» **WHAT YOU WILL DO**:
Only lines holding the word "your" should be copied from the material.

— Begin DATA LISTING —

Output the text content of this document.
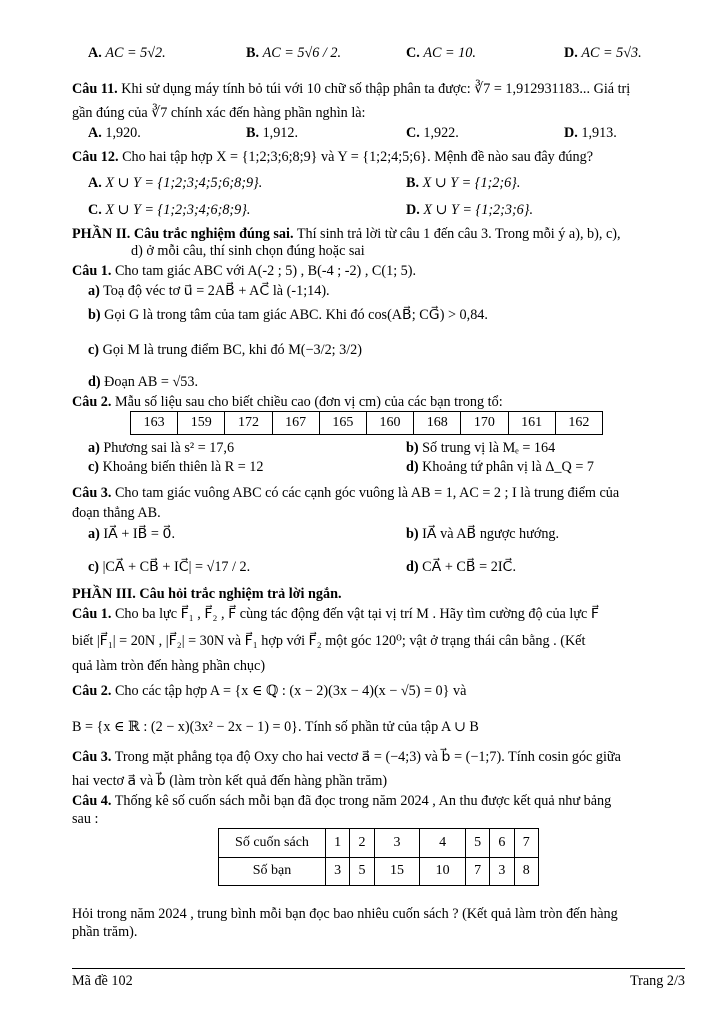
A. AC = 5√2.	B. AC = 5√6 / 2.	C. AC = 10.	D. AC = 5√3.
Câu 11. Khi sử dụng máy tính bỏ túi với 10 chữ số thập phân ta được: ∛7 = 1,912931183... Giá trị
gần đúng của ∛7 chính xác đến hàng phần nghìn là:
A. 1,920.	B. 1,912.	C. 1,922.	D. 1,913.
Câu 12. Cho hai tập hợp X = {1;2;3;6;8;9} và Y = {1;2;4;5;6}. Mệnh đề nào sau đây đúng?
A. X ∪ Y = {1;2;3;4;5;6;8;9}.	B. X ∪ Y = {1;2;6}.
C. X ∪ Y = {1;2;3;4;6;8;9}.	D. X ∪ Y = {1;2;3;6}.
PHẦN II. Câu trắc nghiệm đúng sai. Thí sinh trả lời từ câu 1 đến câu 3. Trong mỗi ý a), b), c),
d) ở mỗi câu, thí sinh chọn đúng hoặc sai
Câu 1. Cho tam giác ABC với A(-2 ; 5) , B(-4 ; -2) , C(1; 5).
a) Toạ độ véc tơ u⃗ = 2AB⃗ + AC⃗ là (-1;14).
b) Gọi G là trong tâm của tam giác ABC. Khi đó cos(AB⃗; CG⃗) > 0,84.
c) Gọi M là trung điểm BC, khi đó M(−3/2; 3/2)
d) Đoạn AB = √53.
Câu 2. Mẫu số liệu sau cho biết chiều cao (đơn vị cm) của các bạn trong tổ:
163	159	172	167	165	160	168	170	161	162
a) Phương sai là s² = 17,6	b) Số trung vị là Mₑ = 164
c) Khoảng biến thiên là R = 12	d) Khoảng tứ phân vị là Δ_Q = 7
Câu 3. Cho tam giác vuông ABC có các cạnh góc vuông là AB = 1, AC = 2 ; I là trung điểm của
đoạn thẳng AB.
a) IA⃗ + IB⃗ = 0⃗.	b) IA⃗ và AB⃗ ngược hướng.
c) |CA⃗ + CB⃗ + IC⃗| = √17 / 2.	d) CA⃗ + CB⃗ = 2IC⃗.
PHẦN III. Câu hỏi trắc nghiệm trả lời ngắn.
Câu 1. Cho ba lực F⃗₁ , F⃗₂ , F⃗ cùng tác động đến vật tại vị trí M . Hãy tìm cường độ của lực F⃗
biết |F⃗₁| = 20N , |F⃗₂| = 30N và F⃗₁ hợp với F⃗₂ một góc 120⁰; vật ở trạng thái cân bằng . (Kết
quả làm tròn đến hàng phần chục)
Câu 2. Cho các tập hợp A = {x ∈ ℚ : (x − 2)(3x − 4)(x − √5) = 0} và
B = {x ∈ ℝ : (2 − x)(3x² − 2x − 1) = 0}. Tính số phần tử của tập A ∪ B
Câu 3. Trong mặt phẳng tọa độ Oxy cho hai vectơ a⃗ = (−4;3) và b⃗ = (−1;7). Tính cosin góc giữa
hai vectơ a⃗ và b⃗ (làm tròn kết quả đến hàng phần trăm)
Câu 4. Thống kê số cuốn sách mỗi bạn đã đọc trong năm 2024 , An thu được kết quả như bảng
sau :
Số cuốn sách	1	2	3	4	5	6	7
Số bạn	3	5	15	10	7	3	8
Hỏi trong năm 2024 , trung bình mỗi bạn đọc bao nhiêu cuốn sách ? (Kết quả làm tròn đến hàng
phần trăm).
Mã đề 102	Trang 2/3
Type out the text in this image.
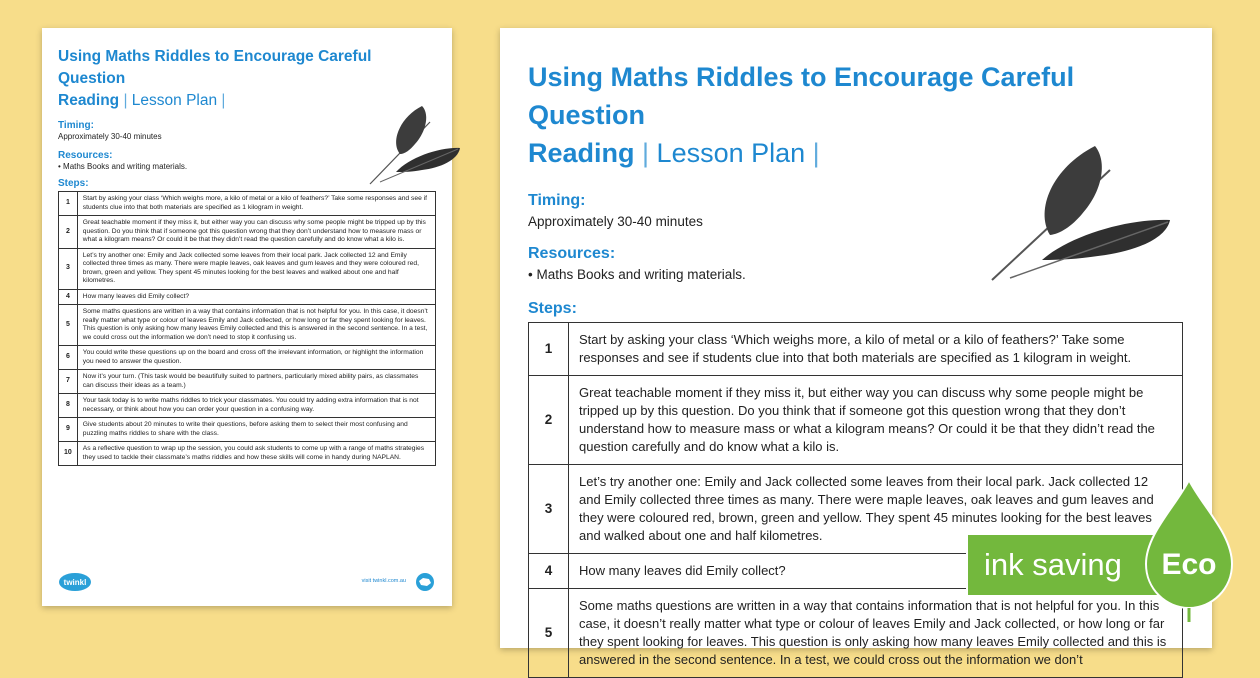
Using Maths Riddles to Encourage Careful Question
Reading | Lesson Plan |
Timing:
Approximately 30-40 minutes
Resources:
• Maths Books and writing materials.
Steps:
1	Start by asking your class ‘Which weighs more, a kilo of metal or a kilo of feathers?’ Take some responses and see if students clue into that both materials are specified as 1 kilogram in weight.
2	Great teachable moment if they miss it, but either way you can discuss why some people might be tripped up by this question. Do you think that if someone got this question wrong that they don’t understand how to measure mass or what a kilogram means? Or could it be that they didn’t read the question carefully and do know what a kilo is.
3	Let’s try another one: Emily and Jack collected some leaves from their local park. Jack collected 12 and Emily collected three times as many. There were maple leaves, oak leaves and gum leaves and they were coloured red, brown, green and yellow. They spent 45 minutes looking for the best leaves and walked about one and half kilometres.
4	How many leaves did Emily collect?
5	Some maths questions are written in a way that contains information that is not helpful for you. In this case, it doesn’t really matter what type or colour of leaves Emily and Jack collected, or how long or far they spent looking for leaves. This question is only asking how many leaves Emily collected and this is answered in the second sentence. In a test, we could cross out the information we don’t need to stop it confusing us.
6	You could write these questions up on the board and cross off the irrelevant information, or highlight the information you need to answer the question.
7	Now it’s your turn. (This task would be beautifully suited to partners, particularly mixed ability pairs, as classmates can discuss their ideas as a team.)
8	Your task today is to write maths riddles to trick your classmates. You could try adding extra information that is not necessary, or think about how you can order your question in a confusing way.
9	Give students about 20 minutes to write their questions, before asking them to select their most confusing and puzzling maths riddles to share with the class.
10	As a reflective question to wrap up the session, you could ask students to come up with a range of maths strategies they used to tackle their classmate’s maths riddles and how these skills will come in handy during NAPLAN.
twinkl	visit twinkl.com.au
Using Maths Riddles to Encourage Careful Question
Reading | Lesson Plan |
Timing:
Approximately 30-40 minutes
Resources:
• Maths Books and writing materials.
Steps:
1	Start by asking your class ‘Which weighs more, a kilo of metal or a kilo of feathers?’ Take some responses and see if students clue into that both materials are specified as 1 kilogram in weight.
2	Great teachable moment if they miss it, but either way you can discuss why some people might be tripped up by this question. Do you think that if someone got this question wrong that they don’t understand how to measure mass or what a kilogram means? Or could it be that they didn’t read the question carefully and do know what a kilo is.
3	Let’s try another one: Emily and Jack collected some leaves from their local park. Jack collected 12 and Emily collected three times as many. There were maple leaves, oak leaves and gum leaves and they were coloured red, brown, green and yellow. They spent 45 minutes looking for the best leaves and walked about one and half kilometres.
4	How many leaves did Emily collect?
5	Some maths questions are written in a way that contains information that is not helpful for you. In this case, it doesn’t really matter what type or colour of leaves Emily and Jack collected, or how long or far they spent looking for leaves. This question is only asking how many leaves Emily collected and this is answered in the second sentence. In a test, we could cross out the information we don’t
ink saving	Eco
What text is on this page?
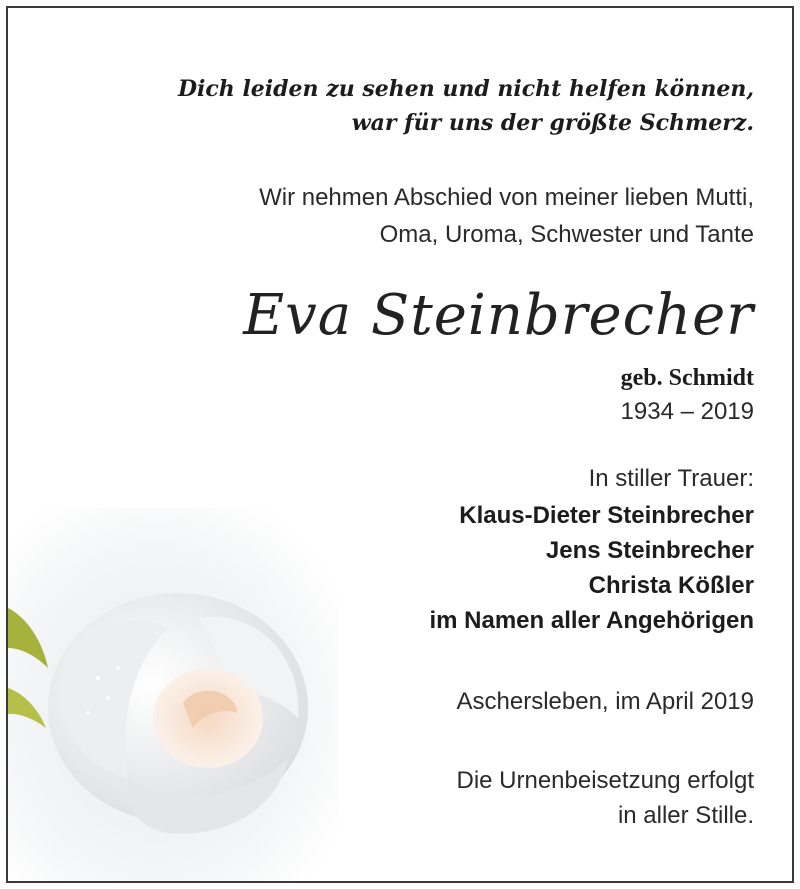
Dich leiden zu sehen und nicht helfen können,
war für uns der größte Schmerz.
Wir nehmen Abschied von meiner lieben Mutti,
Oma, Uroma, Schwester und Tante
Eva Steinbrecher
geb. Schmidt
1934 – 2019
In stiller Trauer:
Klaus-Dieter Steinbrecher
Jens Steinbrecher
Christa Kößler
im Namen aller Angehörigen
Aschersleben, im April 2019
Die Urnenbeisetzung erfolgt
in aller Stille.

— End DATA LISTING —

» **WRITTEN REPLY**:
1	Start by asking your class ‘Which weighs more, a kilo of metal or a kilo of feathers?’ Take some responses and see if students clue into that both materials are specified as 1 kilogram in weight.
7	Now it’s your turn. (This task would be beautifully suited to partners, particularly mixed ability pairs, as classmates can discuss their ideas as a team.)
8	Your task today is to write maths riddles to trick your classmates. You could try adding extra information that is not necessary, or think about how you can order your question in a confusing way.
1	Start by asking your class ‘Which weighs more, a kilo of metal or a kilo of feathers?’ Take some responses and see if students clue into that both materials are specified as 1 kilogram in weight.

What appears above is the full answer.